**Given task:** Your task is to extract every entry that follows word for word while excluding the pictures.

>> start Data extract

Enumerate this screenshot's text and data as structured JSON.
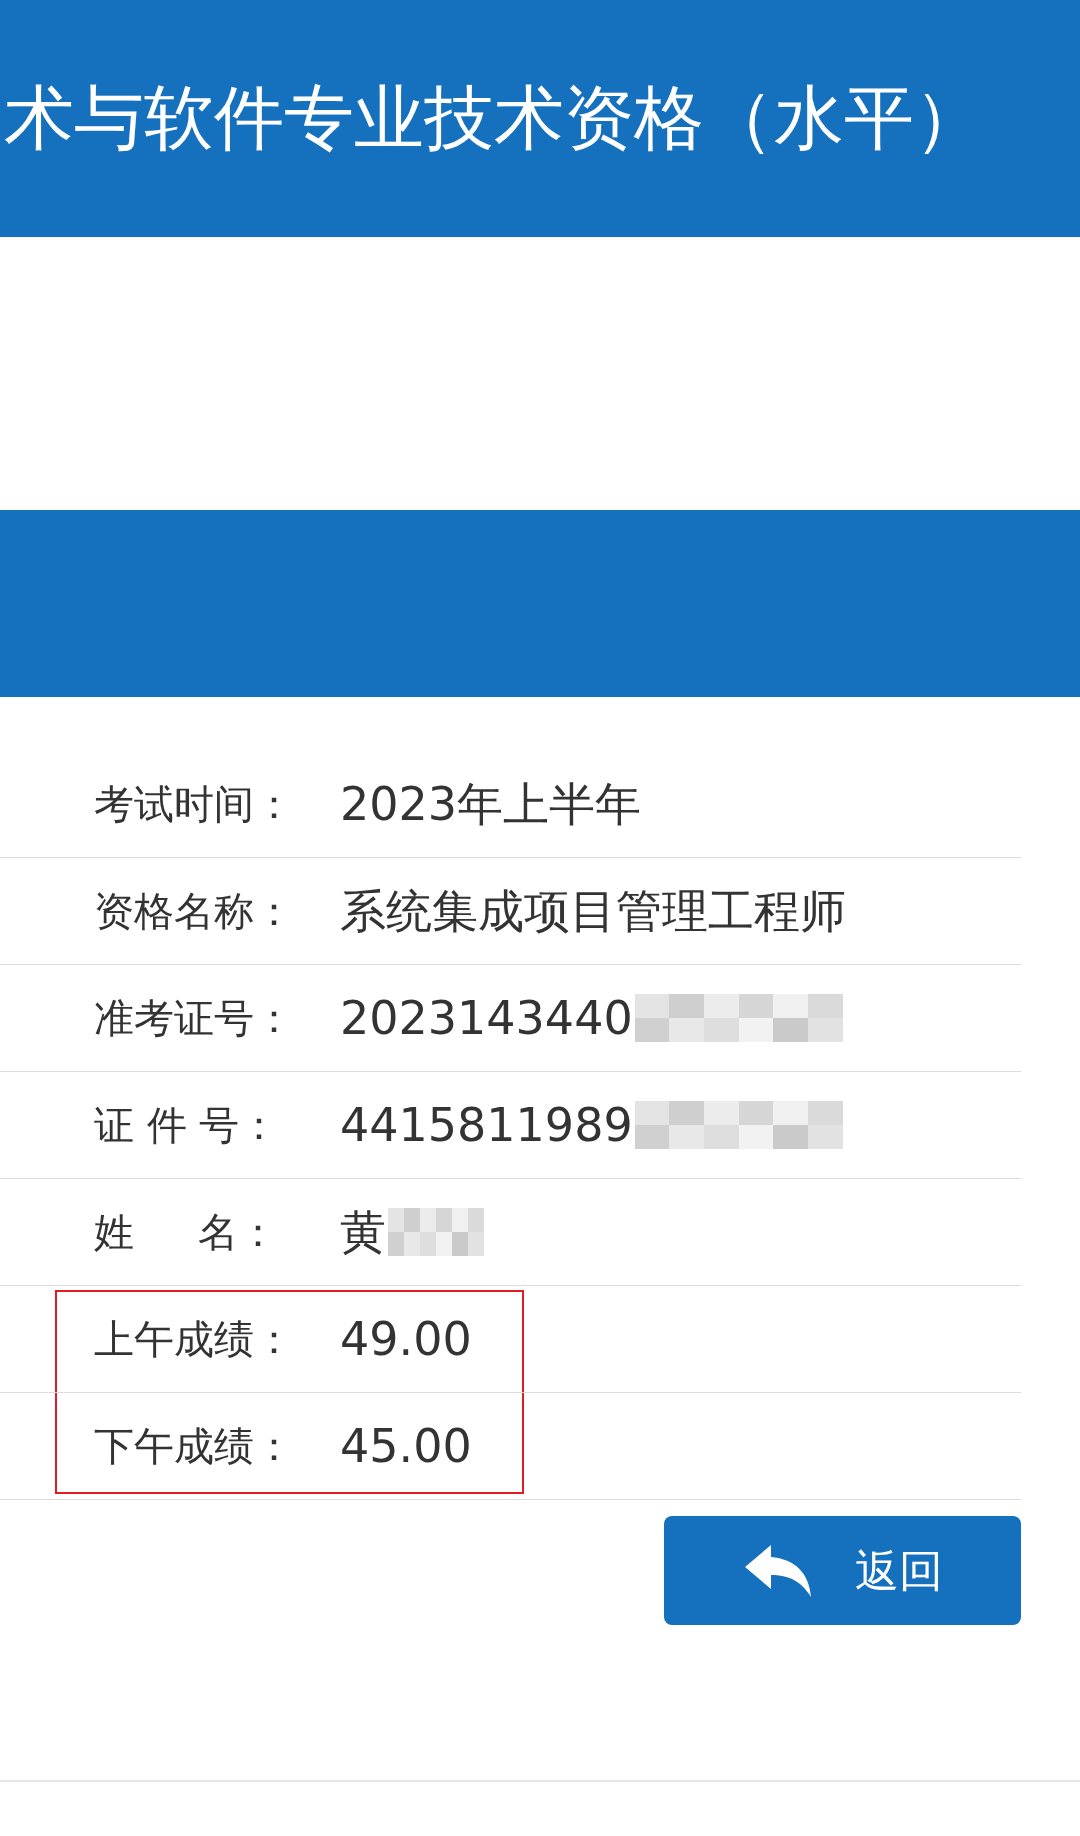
{
  "header": {
    "title": "术与软件专业技术资格（水平）"
  },
  "rows": [
    {
      "label": "考试时间：",
      "value": "2023年上半年",
      "redacted": false,
      "highlighted": false
    },
    {
      "label": "资格名称：",
      "value": "系统集成项目管理工程师",
      "redacted": false,
      "highlighted": false
    },
    {
      "label": "准考证号：",
      "value": "2023143440",
      "redacted": true,
      "highlighted": false
    },
    {
      "label": "证 件 号：",
      "value": "4415811989",
      "redacted": true,
      "highlighted": false
    },
    {
      "label": "姓     名：",
      "value": "黄",
      "redacted": true,
      "highlighted": false
    },
    {
      "label": "上午成绩：",
      "value": "49.00",
      "redacted": false,
      "highlighted": true
    },
    {
      "label": "下午成绩：",
      "value": "45.00",
      "redacted": false,
      "highlighted": true
    }
  ],
  "back_button": {
    "label": "返回"
  }
}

>> end Data extract

**Exercise response:**
Enumerate this screenshot's text and data as structured JSON.
{
  "header": {
    "title": "术与软件专业技术资格（水平）"
  },
  "rows": [
    {
      "label": "考试时间：",
      "value": "2023年上半年",
      "redacted": false,
      "highlighted": false
    },
    {
      "label": "资格名称：",
      "value": "系统集成项目管理工程师",
      "redacted": false,
      "highlighted": false
    },
    {
      "label": "准考证号：",
      "value": "2023143440",
      "redacted": true,
      "highlighted": false
    },
    {
      "label": "证 件 号：",
      "value": "4415811989",
      "redacted": true,
      "highlighted": false
    },
    {
      "label": "姓     名：",
      "value": "黄",
      "redacted": true,
      "highlighted": false
    },
    {
      "label": "上午成绩：",
      "value": "49.00",
      "redacted": false,
      "highlighted": true
    },
    {
      "label": "下午成绩：",
      "value": "45.00",
      "redacted": false,
      "highlighted": true
    }
  ],
  "back_button": {
    "label": "返回"
  }
}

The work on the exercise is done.